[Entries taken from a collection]

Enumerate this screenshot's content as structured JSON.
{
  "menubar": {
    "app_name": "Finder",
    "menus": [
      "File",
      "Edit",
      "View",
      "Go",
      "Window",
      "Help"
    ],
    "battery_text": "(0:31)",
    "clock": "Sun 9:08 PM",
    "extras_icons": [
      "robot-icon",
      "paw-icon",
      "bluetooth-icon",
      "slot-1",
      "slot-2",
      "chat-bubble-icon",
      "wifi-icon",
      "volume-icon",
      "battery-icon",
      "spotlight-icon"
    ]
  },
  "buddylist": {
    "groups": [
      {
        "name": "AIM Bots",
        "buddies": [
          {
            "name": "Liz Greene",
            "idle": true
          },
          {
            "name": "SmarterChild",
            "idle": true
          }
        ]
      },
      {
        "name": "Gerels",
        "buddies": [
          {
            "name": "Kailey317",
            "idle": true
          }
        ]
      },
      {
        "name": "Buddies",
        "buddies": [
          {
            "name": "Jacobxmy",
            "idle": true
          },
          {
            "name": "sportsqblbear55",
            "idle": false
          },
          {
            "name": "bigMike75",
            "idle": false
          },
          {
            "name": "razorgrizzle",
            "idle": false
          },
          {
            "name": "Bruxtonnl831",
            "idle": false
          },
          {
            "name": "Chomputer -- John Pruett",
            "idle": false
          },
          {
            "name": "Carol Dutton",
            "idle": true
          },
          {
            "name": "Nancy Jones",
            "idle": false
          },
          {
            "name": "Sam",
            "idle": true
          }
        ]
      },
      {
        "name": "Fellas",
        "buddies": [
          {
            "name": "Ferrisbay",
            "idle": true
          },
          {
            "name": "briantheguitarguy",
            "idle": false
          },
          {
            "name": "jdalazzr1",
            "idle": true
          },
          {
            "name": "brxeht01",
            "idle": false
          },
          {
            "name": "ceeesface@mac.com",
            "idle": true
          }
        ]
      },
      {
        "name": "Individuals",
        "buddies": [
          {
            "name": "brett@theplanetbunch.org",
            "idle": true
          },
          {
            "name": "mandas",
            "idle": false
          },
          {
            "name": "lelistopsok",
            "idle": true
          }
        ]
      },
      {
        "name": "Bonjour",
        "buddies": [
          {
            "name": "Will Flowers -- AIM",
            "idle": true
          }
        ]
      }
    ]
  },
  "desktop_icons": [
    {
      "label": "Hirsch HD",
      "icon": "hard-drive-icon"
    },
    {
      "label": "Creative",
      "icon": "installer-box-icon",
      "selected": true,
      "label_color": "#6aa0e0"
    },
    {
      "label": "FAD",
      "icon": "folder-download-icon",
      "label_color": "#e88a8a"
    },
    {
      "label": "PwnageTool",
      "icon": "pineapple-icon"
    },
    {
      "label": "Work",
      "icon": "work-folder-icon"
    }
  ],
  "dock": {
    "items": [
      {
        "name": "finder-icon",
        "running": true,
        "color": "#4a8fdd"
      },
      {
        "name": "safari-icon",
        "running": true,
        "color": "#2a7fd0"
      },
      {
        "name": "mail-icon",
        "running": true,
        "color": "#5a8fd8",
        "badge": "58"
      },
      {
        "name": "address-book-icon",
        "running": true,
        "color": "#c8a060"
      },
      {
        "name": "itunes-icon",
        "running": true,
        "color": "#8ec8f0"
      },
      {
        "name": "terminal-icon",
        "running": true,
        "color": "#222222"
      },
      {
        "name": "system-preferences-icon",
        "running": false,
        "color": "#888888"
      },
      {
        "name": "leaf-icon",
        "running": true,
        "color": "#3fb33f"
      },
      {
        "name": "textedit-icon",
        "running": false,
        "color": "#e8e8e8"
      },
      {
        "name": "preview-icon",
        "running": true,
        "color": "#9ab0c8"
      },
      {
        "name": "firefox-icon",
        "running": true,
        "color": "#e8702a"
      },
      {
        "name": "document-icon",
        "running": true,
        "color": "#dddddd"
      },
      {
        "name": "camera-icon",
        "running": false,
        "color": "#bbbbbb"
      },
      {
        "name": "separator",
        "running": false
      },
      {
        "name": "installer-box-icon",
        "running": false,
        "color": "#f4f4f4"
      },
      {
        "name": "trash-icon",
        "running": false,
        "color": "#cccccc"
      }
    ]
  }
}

→ **WHAT NEEDS TO BE DONE**
Which lines include "installer"? Copy each of them out.

→ **RESULT OF THIS TASK**
      "icon": "installer-box-icon",
        "name": "installer-box-icon",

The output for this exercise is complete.